> **Task details**
Where the string "color" occurs in the material below, report the whole line.

— Begin Provided material —

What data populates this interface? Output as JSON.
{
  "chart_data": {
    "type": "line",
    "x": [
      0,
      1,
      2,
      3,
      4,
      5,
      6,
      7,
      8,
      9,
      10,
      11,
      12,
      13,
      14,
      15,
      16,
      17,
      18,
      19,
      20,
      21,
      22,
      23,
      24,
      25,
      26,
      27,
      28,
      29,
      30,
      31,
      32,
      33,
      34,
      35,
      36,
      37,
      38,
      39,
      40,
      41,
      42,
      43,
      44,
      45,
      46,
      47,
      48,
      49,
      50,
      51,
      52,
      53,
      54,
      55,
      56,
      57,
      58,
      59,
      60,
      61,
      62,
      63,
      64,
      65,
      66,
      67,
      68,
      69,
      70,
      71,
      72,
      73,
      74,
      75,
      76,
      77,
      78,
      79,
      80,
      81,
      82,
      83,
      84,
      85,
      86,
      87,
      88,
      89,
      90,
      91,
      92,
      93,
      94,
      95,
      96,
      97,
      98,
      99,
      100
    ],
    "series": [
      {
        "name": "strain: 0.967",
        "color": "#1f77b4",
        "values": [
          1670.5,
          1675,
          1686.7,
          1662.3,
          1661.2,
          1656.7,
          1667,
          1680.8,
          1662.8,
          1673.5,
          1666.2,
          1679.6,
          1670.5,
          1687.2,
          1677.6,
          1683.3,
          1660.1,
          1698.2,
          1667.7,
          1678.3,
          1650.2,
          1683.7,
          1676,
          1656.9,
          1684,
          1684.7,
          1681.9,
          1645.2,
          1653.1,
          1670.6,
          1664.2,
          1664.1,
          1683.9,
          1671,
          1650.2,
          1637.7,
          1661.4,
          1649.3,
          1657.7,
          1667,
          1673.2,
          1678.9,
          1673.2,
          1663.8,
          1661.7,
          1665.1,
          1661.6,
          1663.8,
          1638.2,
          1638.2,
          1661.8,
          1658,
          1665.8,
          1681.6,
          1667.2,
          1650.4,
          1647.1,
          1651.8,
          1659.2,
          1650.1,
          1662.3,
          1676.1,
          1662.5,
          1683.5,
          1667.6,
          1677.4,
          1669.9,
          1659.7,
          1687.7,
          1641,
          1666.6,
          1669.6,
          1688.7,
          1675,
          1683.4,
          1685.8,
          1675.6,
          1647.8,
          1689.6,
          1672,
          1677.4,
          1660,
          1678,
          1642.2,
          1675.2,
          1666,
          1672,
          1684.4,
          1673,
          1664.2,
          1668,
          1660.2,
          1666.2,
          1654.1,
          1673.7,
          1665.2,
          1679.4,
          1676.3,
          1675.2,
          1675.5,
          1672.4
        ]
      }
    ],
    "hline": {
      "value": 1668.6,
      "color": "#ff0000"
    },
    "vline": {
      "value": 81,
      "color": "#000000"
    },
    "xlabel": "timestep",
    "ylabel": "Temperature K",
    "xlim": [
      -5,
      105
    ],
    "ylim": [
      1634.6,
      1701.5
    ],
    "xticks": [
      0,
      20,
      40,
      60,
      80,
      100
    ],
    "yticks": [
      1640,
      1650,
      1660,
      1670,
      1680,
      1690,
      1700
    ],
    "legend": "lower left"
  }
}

— End Provided material —

> **Answer for the task**
        "color": "#1f77b4",
      "color": "#ff0000"
      "color": "#000000"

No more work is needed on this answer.